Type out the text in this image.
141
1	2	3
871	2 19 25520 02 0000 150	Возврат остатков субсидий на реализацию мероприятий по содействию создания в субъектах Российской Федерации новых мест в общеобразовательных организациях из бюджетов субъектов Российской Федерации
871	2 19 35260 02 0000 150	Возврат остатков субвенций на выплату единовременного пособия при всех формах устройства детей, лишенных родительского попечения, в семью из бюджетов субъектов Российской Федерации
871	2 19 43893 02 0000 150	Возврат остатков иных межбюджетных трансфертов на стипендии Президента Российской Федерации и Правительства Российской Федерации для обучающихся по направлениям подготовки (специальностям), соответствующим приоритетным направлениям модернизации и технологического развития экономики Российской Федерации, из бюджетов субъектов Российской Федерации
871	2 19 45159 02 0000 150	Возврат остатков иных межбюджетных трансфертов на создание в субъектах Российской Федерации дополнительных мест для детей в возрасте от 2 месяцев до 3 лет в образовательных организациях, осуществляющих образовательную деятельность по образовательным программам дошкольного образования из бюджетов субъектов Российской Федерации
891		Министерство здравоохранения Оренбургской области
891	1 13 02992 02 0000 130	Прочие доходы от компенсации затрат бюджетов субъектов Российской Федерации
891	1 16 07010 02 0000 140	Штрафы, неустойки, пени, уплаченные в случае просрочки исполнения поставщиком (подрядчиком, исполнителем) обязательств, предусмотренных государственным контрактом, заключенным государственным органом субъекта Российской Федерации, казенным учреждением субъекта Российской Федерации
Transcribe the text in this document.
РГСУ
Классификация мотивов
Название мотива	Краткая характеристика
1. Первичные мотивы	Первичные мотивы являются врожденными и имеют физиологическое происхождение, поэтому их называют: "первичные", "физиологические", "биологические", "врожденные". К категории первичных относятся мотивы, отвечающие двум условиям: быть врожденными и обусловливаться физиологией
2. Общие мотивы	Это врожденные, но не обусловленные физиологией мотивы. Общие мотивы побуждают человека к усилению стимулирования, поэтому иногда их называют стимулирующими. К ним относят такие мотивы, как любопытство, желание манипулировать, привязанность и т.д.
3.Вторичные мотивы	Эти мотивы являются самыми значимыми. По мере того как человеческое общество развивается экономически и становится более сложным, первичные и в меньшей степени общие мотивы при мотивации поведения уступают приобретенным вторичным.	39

• _TASK PROMPT_: Copy every line of the material, please, keeping it exactly the same.

• _RESPONSE_:
Type out the text in this image.
141
1	2	3
871	2 19 25520 02 0000 150	Возврат остатков субсидий на реализацию мероприятий по содействию создания в субъектах Российской Федерации новых мест в общеобразовательных организациях из бюджетов субъектов Российской Федерации
871	2 19 35260 02 0000 150	Возврат остатков субвенций на выплату единовременного пособия при всех формах устройства детей, лишенных родительского попечения, в семью из бюджетов субъектов Российской Федерации
871	2 19 43893 02 0000 150	Возврат остатков иных межбюджетных трансфертов на стипендии Президента Российской Федерации и Правительства Российской Федерации для обучающихся по направлениям подготовки (специальностям), соответствующим приоритетным направлениям модернизации и технологического развития экономики Российской Федерации, из бюджетов субъектов Российской Федерации
871	2 19 45159 02 0000 150	Возврат остатков иных межбюджетных трансфертов на создание в субъектах Российской Федерации дополнительных мест для детей в возрасте от 2 месяцев до 3 лет в образовательных организациях, осуществляющих образовательную деятельность по образовательным программам дошкольного образования из бюджетов субъектов Российской Федерации
891		Министерство здравоохранения Оренбургской области
891	1 13 02992 02 0000 130	Прочие доходы от компенсации затрат бюджетов субъектов Российской Федерации
891	1 16 07010 02 0000 140	Штрафы, неустойки, пени, уплаченные в случае просрочки исполнения поставщиком (подрядчиком, исполнителем) обязательств, предусмотренных государственным контрактом, заключенным государственным органом субъекта Российской Федерации, казенным учреждением субъекта Российской Федерации
Transcribe the text in this document.
РГСУ
Классификация мотивов
Название мотива	Краткая характеристика
1. Первичные мотивы	Первичные мотивы являются врожденными и имеют физиологическое происхождение, поэтому их называют: "первичные", "физиологические", "биологические", "врожденные". К категории первичных относятся мотивы, отвечающие двум условиям: быть врожденными и обусловливаться физиологией
2. Общие мотивы	Это врожденные, но не обусловленные физиологией мотивы. Общие мотивы побуждают человека к усилению стимулирования, поэтому иногда их называют стимулирующими. К ним относят такие мотивы, как любопытство, желание манипулировать, привязанность и т.д.
3.Вторичные мотивы	Эти мотивы являются самыми значимыми. По мере того как человеческое общество развивается экономически и становится более сложным, первичные и в меньшей степени общие мотивы при мотивации поведения уступают приобретенным вторичным.	39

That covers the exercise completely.